━━━━━ DATA IN THIS EXERCISE ━━━━━

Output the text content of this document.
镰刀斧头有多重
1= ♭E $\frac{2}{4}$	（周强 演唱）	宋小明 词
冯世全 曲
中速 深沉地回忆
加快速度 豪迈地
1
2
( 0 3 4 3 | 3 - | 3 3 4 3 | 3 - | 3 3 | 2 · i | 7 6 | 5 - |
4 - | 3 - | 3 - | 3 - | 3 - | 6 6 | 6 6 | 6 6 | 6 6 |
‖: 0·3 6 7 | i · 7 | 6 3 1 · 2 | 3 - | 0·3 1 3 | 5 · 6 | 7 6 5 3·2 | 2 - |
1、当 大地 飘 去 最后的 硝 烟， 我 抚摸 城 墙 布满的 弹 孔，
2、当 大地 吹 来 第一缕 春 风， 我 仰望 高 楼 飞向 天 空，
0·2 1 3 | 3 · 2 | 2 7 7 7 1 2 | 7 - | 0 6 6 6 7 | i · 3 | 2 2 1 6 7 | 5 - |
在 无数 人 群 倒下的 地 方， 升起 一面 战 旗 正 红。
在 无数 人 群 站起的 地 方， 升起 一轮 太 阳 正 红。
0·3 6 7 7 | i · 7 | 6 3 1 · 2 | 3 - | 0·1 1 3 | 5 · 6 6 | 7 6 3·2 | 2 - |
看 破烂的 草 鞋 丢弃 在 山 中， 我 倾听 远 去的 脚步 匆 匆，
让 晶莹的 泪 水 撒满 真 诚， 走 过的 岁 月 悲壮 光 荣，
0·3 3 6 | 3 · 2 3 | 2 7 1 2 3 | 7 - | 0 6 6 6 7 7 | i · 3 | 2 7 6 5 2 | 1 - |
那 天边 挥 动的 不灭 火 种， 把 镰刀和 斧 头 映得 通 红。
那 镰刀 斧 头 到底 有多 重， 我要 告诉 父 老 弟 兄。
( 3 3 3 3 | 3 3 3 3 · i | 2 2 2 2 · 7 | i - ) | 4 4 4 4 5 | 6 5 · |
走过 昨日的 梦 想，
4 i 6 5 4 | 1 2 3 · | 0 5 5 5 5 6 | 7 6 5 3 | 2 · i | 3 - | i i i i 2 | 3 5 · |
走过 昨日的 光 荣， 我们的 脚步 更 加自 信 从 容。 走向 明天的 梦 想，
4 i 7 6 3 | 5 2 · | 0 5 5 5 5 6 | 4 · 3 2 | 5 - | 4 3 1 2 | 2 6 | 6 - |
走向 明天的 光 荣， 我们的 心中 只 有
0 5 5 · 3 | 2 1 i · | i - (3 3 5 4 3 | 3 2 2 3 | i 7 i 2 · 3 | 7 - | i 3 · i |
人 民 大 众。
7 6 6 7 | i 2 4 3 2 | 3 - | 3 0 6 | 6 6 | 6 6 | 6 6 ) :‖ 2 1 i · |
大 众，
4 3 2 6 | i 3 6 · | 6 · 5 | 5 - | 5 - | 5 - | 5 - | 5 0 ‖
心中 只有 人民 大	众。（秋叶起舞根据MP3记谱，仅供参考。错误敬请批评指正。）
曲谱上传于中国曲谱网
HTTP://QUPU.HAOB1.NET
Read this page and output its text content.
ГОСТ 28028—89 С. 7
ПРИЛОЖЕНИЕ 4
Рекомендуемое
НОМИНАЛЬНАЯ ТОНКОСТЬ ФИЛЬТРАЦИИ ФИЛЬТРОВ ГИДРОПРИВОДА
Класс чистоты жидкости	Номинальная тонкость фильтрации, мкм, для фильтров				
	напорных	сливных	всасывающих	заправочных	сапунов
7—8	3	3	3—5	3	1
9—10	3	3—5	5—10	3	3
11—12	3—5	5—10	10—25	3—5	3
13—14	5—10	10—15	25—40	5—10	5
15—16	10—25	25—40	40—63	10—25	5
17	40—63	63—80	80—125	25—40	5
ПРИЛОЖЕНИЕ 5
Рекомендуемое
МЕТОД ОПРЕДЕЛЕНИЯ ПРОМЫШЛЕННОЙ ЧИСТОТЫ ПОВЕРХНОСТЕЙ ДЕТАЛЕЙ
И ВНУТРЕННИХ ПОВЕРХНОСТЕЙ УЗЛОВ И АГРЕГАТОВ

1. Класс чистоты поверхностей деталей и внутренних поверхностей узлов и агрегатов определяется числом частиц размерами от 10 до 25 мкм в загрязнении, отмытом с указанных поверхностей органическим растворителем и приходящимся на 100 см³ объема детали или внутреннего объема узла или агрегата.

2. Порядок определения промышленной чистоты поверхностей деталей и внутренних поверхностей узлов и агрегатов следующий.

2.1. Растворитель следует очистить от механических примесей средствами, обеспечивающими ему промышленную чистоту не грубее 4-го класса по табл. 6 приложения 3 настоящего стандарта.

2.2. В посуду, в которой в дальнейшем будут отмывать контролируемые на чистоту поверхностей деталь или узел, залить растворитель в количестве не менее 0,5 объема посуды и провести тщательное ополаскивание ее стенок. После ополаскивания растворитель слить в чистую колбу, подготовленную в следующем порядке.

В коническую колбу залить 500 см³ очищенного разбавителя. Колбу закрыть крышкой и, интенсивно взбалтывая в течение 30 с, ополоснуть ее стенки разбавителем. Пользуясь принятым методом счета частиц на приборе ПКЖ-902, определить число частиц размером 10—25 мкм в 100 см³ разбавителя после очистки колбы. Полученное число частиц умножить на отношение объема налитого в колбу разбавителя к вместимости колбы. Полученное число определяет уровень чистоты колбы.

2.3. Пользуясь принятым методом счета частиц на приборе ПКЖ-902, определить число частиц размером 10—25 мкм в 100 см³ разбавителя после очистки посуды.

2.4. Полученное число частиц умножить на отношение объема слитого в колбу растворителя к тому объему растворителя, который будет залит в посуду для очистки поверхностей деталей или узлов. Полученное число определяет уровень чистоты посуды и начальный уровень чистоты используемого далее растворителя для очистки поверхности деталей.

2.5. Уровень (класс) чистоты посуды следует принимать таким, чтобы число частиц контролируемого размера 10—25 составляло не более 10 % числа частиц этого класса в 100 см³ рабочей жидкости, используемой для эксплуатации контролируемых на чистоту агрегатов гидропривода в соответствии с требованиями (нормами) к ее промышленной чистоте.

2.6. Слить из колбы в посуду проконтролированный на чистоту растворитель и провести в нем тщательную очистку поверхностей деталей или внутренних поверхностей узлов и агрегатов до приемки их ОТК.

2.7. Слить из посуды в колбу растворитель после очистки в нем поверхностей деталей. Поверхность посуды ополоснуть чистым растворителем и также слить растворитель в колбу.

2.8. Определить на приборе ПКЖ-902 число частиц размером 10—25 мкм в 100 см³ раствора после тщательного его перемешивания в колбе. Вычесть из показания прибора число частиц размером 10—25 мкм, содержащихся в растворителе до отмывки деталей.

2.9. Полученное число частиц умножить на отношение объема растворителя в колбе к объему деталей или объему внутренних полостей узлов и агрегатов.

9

━━━━━

◆ **WHAT YOU SHOULD DO**
Reply with only the number of lines in the material above where the string "text" appears.

◆ **THE SOLUTION**
2